**Exercise requirements:** Take every line where the string "Source" appears and copy it.

**Extracted data:**
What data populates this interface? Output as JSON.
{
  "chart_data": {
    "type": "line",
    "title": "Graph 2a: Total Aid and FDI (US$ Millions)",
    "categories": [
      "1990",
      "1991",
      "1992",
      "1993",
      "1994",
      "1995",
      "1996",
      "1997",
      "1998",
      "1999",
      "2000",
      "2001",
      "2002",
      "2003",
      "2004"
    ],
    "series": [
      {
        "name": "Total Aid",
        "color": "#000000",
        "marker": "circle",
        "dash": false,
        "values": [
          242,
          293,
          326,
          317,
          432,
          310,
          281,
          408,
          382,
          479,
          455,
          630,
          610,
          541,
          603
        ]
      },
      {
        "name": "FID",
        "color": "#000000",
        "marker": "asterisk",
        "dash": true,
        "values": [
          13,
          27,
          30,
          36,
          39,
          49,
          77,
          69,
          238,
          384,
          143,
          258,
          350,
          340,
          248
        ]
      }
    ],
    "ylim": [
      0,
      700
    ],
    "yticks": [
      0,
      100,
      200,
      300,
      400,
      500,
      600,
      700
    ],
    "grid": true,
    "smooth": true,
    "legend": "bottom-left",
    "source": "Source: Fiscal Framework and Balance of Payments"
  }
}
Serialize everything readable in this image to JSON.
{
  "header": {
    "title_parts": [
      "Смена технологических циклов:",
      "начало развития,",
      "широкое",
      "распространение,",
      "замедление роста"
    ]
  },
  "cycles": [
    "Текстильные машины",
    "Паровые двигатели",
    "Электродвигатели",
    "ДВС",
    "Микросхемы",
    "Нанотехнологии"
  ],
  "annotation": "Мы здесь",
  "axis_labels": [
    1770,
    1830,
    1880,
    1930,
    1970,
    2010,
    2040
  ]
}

---

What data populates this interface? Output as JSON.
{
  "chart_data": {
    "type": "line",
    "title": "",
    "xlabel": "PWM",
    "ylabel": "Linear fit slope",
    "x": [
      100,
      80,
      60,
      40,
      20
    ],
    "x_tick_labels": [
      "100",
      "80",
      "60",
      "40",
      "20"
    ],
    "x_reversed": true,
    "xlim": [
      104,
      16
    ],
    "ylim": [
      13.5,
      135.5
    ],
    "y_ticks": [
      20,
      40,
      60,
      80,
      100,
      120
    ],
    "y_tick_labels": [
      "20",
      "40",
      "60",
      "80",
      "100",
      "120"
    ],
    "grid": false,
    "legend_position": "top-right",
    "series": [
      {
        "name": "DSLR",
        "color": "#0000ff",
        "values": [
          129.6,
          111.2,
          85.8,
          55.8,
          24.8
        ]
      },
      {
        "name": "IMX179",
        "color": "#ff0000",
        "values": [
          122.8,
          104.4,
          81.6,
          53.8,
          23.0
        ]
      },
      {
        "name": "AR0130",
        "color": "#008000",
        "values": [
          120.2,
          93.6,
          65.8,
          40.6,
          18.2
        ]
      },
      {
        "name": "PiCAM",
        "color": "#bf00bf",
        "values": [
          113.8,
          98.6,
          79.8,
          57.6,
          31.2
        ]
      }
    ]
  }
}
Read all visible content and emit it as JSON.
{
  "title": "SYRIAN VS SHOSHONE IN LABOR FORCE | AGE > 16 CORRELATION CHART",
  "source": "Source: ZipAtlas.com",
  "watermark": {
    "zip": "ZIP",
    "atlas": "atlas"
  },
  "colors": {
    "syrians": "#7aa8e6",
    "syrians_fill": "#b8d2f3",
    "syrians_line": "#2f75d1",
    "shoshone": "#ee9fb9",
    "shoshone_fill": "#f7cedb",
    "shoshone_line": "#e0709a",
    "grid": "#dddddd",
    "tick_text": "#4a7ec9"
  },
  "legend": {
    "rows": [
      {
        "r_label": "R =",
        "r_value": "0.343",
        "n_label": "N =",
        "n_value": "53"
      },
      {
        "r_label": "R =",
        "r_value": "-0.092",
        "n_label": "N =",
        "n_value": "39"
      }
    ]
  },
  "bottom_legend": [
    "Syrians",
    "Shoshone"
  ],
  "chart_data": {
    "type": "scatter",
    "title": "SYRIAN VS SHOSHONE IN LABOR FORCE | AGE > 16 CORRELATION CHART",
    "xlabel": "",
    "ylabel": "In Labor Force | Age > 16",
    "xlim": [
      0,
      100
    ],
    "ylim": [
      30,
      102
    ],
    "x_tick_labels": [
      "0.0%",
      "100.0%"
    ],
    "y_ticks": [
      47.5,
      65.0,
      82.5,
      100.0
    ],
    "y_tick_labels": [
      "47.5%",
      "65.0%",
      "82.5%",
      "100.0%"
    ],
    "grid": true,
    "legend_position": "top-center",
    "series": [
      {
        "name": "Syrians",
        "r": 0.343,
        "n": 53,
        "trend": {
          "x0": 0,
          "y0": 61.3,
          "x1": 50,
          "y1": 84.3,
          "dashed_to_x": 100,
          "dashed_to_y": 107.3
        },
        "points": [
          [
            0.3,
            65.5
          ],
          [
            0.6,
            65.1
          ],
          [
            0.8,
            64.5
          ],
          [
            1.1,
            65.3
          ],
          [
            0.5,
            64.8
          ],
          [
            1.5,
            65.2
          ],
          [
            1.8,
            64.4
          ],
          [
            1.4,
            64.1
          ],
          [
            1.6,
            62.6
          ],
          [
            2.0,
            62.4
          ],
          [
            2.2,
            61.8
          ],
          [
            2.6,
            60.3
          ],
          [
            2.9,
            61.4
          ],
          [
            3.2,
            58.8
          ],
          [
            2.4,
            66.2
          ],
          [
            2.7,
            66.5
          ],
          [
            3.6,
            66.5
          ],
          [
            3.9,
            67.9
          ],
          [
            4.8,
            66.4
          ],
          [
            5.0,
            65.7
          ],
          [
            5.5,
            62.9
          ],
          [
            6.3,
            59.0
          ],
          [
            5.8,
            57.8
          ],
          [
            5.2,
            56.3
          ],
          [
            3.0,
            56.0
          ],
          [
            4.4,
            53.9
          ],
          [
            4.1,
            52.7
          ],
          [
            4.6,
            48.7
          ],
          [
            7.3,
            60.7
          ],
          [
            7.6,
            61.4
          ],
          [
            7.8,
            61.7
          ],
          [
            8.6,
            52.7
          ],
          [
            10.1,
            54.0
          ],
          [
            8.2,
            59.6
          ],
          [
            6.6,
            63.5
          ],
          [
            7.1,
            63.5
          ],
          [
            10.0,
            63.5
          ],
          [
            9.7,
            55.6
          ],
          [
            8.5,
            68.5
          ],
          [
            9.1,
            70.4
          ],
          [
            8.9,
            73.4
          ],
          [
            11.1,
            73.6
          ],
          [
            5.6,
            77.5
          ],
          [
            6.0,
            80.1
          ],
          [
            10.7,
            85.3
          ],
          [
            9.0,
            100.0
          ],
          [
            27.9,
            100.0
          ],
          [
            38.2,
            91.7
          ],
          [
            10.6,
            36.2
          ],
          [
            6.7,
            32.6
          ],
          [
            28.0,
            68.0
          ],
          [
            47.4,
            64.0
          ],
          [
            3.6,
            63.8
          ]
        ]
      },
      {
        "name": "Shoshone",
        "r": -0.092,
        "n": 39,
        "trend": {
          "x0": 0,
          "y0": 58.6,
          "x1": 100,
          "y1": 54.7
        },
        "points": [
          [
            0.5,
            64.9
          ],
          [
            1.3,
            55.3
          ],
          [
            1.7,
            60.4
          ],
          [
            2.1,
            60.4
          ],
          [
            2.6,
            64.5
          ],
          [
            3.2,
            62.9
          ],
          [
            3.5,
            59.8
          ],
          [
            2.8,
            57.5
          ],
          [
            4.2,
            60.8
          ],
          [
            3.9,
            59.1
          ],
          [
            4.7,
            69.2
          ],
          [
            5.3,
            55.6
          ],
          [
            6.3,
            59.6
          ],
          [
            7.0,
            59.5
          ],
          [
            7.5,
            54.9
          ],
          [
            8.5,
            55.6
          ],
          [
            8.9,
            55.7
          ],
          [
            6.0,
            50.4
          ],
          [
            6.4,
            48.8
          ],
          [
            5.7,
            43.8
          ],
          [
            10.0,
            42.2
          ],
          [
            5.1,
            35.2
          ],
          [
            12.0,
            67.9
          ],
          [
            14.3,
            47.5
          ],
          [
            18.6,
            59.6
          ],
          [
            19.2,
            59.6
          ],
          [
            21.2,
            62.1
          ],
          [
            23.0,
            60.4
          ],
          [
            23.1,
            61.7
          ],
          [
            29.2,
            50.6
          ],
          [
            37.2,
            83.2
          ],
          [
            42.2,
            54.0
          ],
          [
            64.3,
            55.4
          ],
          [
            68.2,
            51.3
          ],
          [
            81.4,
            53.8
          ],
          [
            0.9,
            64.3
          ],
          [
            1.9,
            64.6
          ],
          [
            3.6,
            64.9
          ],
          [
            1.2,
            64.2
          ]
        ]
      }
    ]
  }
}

**Result of this exercise:**
    "source": "Source: Fiscal Framework and Balance of Payments"
  "source": "Source: ZipAtlas.com",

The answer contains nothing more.